*WHAT YOU HAVE TO DO:*
Say how many lines include the word "name". Reply with nothing but the number.

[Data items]
--- Start ---
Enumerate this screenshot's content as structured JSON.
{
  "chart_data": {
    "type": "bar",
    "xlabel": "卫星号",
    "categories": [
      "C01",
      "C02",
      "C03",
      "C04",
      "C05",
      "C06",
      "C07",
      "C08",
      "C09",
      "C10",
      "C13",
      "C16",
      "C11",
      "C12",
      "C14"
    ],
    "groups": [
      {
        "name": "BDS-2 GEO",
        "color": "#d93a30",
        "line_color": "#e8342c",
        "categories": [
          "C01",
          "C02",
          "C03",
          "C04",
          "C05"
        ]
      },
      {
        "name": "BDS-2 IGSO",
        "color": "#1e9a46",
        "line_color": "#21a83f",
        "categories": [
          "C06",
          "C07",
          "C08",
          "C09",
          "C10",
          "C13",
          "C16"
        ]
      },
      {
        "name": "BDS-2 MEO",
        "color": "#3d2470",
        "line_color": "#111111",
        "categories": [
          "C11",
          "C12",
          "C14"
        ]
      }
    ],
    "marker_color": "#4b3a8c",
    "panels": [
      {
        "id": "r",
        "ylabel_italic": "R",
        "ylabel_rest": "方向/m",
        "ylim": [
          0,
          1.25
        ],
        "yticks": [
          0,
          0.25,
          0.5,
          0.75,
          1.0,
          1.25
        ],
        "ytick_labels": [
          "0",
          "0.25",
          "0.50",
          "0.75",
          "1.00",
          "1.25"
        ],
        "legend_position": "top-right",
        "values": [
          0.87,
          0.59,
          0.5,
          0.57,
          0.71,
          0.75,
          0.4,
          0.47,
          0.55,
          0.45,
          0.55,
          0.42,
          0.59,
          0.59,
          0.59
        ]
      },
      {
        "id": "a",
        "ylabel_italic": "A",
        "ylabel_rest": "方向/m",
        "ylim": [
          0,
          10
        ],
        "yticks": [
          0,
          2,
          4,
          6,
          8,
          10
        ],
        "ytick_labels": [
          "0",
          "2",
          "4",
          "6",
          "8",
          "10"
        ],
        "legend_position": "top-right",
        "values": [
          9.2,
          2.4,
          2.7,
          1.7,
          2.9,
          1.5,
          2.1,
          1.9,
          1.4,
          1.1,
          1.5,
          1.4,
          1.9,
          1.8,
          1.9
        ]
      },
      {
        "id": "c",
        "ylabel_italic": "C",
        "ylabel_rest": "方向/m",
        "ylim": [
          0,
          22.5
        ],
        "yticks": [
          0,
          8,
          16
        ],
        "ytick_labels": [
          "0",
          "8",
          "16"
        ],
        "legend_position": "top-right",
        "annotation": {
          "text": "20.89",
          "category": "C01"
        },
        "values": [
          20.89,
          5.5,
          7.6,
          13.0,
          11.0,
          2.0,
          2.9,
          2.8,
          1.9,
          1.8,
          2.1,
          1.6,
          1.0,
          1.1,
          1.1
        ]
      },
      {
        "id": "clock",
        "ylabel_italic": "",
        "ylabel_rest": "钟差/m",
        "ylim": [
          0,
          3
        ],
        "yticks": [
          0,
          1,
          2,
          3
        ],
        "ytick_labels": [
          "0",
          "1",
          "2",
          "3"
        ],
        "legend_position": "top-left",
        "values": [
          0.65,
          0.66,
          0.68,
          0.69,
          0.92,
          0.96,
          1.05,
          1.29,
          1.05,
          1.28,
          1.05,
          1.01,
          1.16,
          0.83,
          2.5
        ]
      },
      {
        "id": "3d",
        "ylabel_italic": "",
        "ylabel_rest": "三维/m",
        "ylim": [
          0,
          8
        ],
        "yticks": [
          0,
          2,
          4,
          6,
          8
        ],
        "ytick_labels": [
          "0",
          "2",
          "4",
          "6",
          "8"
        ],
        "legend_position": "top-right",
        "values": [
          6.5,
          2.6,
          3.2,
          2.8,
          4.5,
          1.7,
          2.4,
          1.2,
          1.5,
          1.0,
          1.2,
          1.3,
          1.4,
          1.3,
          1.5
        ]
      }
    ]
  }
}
--- End ---
*SOLUTION:*
3